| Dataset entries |
*-*-*

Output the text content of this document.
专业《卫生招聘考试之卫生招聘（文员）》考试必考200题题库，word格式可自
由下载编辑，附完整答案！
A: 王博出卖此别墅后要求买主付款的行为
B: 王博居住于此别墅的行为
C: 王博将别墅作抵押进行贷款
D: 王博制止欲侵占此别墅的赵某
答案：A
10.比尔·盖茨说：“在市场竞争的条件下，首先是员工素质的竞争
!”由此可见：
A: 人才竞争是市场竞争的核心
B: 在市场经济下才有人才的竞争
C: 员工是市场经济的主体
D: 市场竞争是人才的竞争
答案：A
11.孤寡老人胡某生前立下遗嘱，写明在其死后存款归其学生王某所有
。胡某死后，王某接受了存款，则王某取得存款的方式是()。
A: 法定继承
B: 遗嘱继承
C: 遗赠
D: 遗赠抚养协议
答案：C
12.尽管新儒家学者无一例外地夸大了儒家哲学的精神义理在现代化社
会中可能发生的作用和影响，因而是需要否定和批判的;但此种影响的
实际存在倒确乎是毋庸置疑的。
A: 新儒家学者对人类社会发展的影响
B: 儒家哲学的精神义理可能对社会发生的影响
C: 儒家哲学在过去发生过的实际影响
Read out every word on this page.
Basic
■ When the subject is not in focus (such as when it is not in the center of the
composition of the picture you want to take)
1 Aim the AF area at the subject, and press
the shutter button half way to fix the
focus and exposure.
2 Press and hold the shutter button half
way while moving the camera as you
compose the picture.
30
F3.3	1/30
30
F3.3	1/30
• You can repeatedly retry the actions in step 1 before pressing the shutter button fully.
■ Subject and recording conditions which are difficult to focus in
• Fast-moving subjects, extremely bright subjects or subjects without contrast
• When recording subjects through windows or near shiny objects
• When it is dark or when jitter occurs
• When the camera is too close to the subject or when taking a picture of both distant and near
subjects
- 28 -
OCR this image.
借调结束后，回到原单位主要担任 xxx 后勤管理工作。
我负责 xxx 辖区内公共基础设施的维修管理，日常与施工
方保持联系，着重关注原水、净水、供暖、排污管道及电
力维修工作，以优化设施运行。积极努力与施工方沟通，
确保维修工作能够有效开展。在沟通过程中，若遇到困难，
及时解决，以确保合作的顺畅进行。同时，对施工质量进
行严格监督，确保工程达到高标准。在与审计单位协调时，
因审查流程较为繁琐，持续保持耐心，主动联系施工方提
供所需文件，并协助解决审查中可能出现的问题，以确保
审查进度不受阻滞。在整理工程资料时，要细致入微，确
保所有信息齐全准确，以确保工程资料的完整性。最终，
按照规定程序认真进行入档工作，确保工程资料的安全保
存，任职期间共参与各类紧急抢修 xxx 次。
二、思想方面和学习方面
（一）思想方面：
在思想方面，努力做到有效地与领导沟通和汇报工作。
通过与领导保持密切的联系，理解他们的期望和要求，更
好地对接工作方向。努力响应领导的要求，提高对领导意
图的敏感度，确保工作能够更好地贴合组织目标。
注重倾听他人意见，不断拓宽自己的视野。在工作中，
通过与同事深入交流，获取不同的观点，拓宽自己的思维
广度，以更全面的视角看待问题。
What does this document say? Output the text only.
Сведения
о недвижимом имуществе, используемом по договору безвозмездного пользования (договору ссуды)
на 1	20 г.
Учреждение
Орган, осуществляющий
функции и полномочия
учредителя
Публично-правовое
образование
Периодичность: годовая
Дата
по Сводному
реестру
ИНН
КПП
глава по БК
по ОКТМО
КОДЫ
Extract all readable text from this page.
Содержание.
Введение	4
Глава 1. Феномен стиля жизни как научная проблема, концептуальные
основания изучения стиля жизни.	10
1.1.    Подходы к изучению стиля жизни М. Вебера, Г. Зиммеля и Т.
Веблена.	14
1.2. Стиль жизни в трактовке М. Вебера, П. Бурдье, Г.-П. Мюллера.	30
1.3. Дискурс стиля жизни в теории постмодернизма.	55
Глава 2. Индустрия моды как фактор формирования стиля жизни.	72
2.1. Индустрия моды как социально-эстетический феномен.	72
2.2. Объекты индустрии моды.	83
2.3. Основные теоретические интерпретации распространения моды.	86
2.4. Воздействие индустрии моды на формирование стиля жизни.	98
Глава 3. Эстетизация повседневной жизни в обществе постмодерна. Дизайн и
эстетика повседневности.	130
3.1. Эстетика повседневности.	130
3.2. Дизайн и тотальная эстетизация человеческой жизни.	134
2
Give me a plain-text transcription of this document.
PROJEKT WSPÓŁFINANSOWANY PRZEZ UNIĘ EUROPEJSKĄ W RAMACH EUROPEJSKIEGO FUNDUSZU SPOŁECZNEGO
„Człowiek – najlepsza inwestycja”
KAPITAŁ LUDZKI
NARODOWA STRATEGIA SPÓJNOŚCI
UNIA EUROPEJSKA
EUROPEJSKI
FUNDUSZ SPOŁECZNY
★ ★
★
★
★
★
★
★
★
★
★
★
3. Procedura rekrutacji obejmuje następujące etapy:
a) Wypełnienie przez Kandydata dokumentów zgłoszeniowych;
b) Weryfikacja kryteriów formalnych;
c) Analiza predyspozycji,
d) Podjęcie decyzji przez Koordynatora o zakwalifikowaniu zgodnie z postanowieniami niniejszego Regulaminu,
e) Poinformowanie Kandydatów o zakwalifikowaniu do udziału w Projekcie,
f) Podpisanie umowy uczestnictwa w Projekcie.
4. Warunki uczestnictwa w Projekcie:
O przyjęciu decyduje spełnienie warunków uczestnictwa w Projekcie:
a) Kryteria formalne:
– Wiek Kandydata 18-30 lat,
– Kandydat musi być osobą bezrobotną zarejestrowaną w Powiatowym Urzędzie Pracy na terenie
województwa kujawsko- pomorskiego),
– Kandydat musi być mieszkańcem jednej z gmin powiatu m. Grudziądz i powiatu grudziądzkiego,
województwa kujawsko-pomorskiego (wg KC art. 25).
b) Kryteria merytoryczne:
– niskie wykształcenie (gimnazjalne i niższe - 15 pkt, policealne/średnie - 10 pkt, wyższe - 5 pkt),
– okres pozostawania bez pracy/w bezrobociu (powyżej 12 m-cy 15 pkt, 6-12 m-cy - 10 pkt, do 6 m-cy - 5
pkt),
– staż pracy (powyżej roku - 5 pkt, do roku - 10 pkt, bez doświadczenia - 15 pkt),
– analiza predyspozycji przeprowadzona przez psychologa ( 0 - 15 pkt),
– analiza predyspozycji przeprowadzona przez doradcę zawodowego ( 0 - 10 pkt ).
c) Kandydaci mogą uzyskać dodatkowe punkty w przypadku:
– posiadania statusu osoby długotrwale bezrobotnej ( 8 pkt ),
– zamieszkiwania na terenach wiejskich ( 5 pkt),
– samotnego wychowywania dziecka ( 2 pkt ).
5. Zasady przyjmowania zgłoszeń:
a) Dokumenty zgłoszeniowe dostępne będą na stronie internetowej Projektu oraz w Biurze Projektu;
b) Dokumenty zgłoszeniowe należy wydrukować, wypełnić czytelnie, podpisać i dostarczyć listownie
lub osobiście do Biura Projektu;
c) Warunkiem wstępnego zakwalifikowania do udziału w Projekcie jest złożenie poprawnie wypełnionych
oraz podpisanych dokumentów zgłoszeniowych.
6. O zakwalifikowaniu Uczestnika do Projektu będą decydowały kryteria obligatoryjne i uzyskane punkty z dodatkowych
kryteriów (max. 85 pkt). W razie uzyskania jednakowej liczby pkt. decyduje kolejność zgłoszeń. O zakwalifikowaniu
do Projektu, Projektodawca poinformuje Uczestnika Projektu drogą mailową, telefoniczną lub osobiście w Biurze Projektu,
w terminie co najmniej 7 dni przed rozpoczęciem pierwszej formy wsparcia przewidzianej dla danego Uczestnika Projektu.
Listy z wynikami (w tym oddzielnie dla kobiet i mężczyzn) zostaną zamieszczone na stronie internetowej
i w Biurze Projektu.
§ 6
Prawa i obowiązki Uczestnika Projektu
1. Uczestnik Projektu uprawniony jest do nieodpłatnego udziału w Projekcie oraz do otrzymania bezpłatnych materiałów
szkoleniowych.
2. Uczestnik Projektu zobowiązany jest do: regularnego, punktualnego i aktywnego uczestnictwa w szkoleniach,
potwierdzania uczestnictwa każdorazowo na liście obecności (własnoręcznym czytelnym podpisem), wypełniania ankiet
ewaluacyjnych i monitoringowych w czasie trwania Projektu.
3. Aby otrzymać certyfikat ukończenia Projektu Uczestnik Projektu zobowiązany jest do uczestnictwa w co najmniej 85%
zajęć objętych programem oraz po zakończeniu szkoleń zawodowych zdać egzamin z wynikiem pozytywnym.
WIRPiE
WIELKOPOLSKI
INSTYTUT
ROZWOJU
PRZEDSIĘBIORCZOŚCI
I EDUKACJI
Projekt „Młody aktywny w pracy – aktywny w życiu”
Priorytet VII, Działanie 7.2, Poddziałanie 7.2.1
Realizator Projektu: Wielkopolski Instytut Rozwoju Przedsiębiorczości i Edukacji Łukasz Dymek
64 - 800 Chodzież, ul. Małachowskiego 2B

*-*-*

From the listing above, collect each line in which the string "pomorskiego" appears.

województwa kujawsko- pomorskiego),
województwa kujawsko-pomorskiego (wg KC art. 25).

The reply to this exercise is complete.